The exercise: In the entries below, count each line holding the word "FAMILY". Answer with the total alone.

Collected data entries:
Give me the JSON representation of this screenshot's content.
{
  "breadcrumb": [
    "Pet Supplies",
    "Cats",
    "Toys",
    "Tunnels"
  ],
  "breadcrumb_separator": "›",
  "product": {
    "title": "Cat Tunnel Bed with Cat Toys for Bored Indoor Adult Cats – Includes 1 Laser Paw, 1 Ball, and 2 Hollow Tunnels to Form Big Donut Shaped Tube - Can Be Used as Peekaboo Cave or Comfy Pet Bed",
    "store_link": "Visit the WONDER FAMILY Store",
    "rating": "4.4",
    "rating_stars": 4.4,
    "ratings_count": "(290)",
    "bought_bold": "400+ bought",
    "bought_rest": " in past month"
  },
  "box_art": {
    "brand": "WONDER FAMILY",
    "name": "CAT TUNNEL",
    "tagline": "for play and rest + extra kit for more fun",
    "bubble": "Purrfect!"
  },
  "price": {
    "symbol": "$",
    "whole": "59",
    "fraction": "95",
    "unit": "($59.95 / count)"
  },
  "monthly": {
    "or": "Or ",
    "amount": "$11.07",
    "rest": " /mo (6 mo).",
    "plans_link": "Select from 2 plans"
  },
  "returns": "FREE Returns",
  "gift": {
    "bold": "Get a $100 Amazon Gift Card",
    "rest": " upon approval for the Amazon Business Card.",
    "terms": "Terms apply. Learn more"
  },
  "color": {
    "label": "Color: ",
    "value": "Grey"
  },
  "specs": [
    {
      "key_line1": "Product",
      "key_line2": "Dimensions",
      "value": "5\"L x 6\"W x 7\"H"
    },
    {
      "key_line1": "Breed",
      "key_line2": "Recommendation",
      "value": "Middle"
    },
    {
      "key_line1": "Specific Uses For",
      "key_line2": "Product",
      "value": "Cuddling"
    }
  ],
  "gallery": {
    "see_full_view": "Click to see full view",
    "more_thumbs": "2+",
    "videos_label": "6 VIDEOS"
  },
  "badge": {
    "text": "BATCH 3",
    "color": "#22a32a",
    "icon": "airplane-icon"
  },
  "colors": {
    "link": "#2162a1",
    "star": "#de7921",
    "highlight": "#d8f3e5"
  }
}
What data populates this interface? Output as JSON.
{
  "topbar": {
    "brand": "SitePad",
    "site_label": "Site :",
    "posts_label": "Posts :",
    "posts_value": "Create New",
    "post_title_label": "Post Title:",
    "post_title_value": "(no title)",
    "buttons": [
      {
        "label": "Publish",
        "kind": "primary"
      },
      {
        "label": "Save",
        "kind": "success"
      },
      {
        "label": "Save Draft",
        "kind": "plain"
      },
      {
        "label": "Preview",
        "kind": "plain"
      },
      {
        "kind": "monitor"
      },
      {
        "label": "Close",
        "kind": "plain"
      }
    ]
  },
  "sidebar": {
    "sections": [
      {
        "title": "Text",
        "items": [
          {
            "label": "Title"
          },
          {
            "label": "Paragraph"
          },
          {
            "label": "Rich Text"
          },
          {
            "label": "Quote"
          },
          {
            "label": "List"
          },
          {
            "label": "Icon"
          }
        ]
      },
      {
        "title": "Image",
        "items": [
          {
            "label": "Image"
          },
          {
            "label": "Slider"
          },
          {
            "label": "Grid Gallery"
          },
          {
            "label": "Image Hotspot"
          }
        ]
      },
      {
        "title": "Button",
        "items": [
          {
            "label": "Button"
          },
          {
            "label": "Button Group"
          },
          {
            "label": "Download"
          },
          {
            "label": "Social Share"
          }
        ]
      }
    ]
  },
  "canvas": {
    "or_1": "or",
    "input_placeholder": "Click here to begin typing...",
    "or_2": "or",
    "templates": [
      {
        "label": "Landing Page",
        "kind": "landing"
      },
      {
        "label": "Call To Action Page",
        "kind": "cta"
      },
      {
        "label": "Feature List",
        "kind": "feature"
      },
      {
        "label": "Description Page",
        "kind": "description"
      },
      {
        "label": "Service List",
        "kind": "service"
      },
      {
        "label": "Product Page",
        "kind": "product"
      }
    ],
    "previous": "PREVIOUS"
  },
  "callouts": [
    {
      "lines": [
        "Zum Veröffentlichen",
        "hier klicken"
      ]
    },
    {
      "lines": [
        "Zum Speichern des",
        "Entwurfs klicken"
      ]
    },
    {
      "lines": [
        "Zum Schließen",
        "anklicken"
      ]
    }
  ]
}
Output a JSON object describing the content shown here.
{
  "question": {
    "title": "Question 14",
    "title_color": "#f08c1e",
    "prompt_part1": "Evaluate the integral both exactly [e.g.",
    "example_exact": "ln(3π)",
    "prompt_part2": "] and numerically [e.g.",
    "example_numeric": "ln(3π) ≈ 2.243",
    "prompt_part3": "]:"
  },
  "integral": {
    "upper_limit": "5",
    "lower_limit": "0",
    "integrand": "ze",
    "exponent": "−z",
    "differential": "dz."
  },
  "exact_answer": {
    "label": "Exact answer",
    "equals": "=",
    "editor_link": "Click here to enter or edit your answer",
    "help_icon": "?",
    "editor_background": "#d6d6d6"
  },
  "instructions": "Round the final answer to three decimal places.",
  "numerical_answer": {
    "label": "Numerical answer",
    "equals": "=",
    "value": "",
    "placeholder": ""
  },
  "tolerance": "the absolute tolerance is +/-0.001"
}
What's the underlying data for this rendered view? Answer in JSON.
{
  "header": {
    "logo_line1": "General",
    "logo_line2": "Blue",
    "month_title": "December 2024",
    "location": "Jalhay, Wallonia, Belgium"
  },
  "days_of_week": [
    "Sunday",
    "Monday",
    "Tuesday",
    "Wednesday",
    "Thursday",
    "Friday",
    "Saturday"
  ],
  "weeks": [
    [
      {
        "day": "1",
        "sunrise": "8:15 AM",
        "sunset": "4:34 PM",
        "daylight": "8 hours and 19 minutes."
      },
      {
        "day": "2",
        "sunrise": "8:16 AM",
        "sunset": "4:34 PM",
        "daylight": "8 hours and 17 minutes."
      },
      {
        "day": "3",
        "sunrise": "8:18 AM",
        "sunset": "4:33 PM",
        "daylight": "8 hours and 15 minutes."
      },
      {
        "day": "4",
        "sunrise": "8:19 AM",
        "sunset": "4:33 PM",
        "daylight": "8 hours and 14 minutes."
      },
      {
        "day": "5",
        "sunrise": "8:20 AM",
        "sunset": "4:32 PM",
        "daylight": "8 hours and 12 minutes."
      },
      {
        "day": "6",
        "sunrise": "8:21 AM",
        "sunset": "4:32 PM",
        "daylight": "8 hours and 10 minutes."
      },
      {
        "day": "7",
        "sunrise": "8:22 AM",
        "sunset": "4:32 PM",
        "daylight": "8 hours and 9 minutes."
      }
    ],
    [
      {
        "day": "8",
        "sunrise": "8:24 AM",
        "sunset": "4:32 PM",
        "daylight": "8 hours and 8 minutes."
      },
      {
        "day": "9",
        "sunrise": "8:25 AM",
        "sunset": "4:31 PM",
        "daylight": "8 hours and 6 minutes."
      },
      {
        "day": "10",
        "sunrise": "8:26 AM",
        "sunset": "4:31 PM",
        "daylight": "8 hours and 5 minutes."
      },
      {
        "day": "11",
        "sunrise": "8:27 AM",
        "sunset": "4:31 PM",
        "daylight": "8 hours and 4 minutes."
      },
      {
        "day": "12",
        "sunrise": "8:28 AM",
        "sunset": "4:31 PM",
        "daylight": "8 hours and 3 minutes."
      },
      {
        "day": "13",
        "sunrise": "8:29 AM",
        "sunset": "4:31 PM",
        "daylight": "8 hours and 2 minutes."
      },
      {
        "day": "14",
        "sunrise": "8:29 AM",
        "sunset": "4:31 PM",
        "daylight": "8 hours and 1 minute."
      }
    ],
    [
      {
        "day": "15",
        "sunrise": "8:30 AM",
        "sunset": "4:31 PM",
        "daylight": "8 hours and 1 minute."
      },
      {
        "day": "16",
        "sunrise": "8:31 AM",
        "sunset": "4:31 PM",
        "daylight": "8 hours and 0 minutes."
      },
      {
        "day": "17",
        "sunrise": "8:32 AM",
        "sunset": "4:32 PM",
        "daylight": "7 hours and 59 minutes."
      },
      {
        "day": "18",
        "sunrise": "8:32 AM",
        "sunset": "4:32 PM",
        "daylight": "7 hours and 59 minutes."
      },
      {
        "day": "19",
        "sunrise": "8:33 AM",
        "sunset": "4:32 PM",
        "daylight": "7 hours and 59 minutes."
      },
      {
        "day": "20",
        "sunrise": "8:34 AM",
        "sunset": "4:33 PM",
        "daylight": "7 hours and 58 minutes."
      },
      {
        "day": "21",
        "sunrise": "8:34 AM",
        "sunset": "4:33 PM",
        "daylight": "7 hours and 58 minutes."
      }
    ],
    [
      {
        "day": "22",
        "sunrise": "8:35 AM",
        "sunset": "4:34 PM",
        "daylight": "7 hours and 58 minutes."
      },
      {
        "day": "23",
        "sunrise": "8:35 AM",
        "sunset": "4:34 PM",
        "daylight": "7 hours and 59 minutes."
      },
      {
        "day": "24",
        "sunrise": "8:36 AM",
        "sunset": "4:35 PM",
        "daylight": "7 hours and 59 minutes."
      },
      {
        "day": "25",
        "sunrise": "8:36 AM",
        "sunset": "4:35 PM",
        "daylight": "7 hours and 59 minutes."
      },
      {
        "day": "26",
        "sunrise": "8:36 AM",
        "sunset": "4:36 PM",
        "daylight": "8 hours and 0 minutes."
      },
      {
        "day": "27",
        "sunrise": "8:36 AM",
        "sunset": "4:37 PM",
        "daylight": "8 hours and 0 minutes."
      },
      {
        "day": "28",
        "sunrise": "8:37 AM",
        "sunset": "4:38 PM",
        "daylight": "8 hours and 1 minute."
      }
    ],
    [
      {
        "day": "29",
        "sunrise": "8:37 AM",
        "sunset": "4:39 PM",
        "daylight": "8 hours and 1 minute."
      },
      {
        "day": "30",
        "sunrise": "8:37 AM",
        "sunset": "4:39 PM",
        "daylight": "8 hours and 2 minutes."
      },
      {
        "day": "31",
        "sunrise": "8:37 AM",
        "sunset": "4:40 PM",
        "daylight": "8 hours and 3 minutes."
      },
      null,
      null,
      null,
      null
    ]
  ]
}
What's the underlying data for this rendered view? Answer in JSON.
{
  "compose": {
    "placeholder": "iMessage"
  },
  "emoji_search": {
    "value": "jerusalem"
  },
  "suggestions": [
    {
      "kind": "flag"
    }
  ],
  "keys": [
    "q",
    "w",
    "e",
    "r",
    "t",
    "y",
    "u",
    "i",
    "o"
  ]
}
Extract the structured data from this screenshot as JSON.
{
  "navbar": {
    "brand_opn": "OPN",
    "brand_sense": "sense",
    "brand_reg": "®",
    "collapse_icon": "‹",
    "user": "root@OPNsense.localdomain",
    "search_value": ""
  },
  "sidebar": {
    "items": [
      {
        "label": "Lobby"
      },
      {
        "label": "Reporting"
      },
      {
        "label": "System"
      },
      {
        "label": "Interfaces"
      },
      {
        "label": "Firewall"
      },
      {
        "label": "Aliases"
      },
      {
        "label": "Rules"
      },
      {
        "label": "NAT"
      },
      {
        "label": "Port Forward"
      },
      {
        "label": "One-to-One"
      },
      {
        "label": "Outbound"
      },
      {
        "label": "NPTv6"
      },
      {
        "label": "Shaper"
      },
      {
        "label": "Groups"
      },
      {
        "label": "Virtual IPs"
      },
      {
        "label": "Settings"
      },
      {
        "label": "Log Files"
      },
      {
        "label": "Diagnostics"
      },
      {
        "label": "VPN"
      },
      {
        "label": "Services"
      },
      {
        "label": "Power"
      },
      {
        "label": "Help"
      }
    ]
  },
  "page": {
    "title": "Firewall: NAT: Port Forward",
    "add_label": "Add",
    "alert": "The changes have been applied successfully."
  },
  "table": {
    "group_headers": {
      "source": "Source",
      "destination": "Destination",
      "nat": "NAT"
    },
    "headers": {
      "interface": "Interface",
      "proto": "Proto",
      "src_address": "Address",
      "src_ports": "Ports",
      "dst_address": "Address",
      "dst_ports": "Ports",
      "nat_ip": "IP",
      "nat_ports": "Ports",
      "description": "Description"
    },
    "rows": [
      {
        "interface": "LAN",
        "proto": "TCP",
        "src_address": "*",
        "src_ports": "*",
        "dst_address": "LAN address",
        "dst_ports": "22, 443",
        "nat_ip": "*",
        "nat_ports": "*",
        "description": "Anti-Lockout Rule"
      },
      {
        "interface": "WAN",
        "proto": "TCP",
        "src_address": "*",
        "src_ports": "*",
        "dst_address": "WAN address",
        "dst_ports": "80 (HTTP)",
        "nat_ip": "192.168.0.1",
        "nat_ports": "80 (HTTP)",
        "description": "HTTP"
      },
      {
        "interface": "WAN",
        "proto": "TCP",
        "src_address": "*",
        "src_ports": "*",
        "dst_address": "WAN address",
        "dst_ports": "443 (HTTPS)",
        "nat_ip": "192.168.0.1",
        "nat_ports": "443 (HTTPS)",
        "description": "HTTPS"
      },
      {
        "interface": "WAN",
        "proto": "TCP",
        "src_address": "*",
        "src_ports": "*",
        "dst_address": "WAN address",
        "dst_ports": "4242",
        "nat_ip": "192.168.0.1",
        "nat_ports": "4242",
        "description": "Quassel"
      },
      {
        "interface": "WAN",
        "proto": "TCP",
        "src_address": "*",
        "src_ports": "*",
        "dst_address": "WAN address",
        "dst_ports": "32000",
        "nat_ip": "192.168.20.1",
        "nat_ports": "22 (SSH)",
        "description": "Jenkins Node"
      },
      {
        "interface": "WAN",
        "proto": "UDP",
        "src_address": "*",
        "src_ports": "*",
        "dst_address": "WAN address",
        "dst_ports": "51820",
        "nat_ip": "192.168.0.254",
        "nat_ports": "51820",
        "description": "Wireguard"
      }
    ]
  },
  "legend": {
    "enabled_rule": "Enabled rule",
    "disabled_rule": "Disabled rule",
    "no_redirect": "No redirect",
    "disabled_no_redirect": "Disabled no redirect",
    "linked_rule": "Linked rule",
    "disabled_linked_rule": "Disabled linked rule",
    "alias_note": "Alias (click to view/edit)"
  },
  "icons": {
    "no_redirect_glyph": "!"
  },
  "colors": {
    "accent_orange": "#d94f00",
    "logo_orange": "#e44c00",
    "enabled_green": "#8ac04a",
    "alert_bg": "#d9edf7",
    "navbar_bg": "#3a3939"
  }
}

Answer to the task: 2